--- WRITTEN EXERCISE ---
Give the number of lines that include the string "heading", nothing more.

--- DATASET EXCERPTS ---
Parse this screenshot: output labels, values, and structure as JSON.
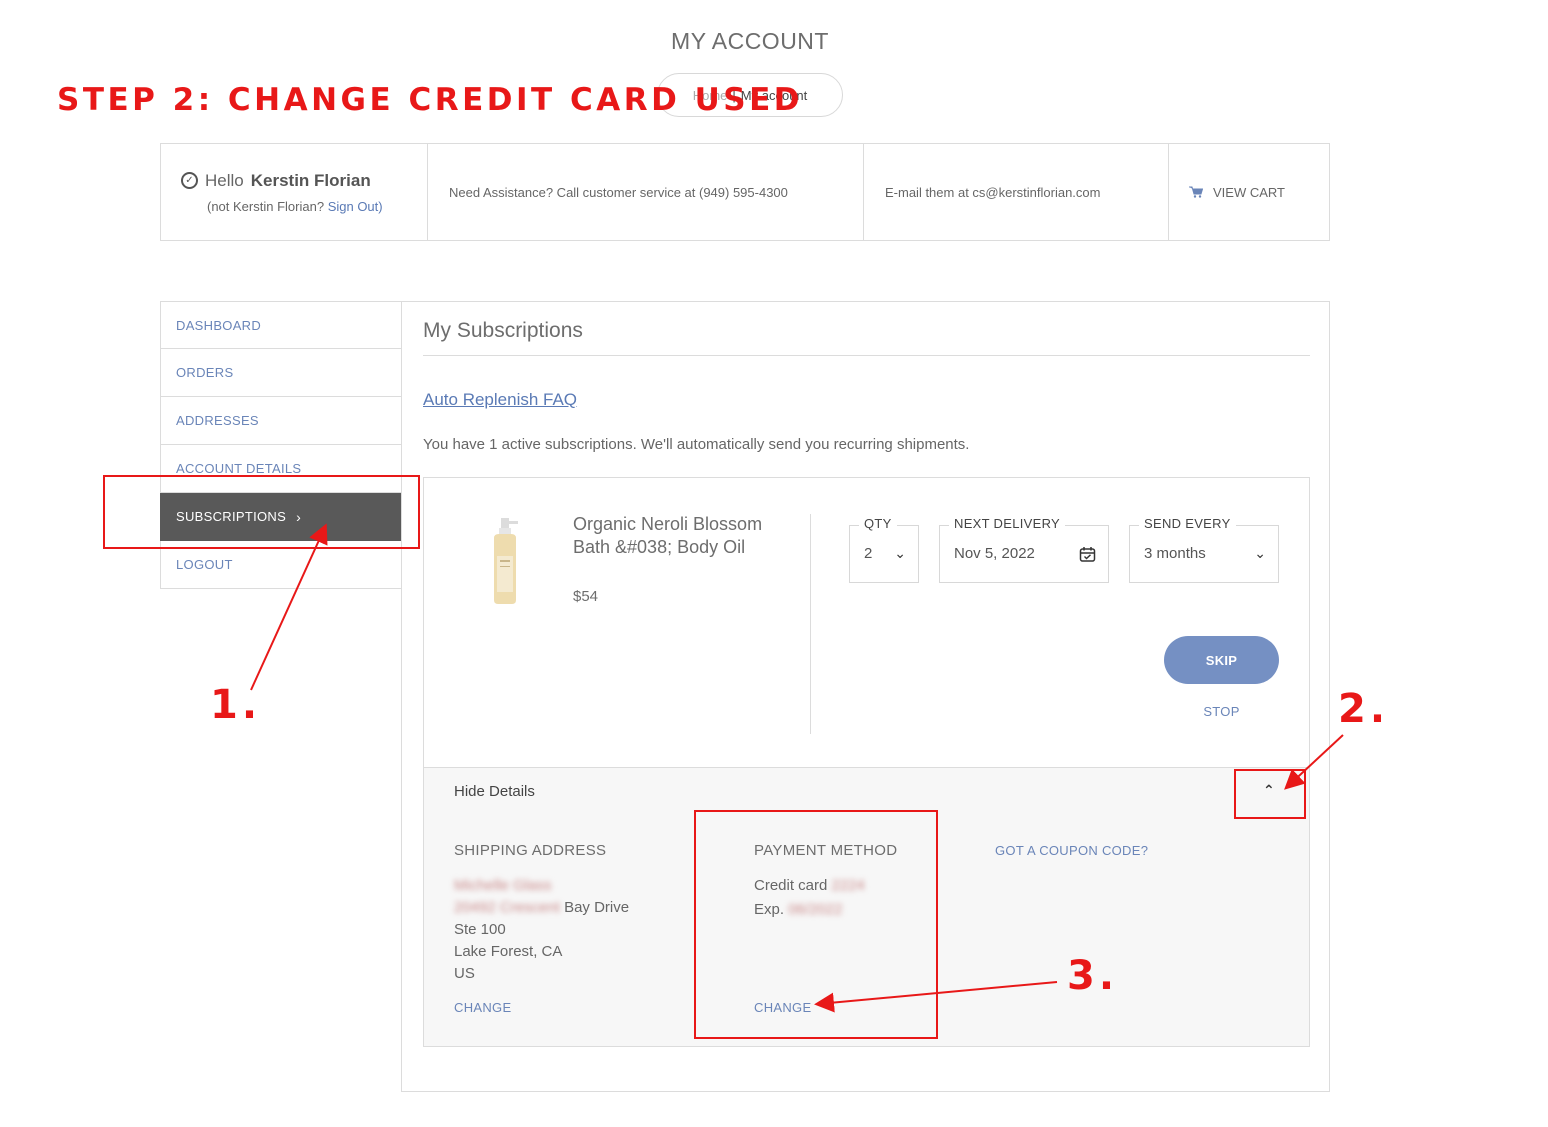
{
  "page": {
    "title": "MY ACCOUNT"
  },
  "breadcrumb": {
    "home": "Home",
    "separator": "|",
    "current": "My account"
  },
  "annotation": {
    "heading": "STEP 2: CHANGE CREDIT CARD USED",
    "step1": "1.",
    "step2": "2.",
    "step3": "3.",
    "color": "#e81818"
  },
  "account_bar": {
    "hello_prefix": "Hello",
    "user_name": "Kerstin Florian",
    "not_user_text": "(not Kerstin Florian?",
    "sign_out": "Sign Out)",
    "assistance": "Need Assistance? Call customer service at (949) 595-4300",
    "email": "E-mail them at cs@kerstinflorian.com",
    "view_cart": "VIEW CART",
    "icons": {
      "hello": "check-circle-icon",
      "cart": "cart-icon"
    }
  },
  "sidebar": {
    "items": [
      {
        "label": "DASHBOARD",
        "active": false
      },
      {
        "label": "ORDERS",
        "active": false
      },
      {
        "label": "ADDRESSES",
        "active": false
      },
      {
        "label": "ACCOUNT DETAILS",
        "active": false
      },
      {
        "label": "SUBSCRIPTIONS",
        "active": true
      },
      {
        "label": "LOGOUT",
        "active": false
      }
    ]
  },
  "main": {
    "title": "My Subscriptions",
    "faq_link": "Auto Replenish FAQ",
    "active_text": "You have 1 active subscriptions. We'll automatically send you recurring shipments."
  },
  "subscription": {
    "product_name": "Organic Neroli Blossom Bath &#038; Body Oil",
    "price": "$54",
    "qty": {
      "label": "QTY",
      "value": "2"
    },
    "next_delivery": {
      "label": "NEXT DELIVERY",
      "value": "Nov 5, 2022"
    },
    "send_every": {
      "label": "SEND EVERY",
      "value": "3 months"
    },
    "skip": "SKIP",
    "stop": "STOP"
  },
  "details": {
    "toggle_label": "Hide Details",
    "shipping": {
      "heading": "SHIPPING ADDRESS",
      "name_blurred": "Michelle Glass",
      "street_blurred": "20492 Crescent",
      "street_rest": "Bay Drive",
      "line2": "Ste 100",
      "city": "Lake Forest, CA",
      "country": "US",
      "change": "CHANGE"
    },
    "payment": {
      "heading": "PAYMENT METHOD",
      "card_prefix": "Credit card",
      "card_blurred": "2224",
      "exp_prefix": "Exp.",
      "exp_blurred": "06/2022",
      "change": "CHANGE"
    },
    "coupon": "GOT A COUPON CODE?"
  },
  "colors": {
    "accent_link": "#6a85b8",
    "active_sidebar": "#595959",
    "skip_button": "#7590c3"
  }
}
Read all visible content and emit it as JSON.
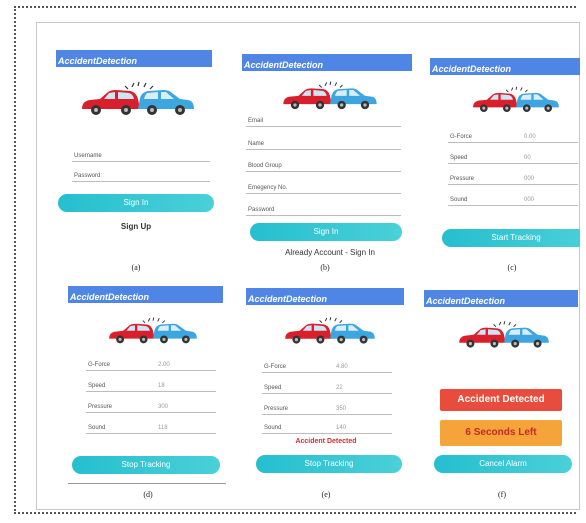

--- OUTPUT BELOW ---
3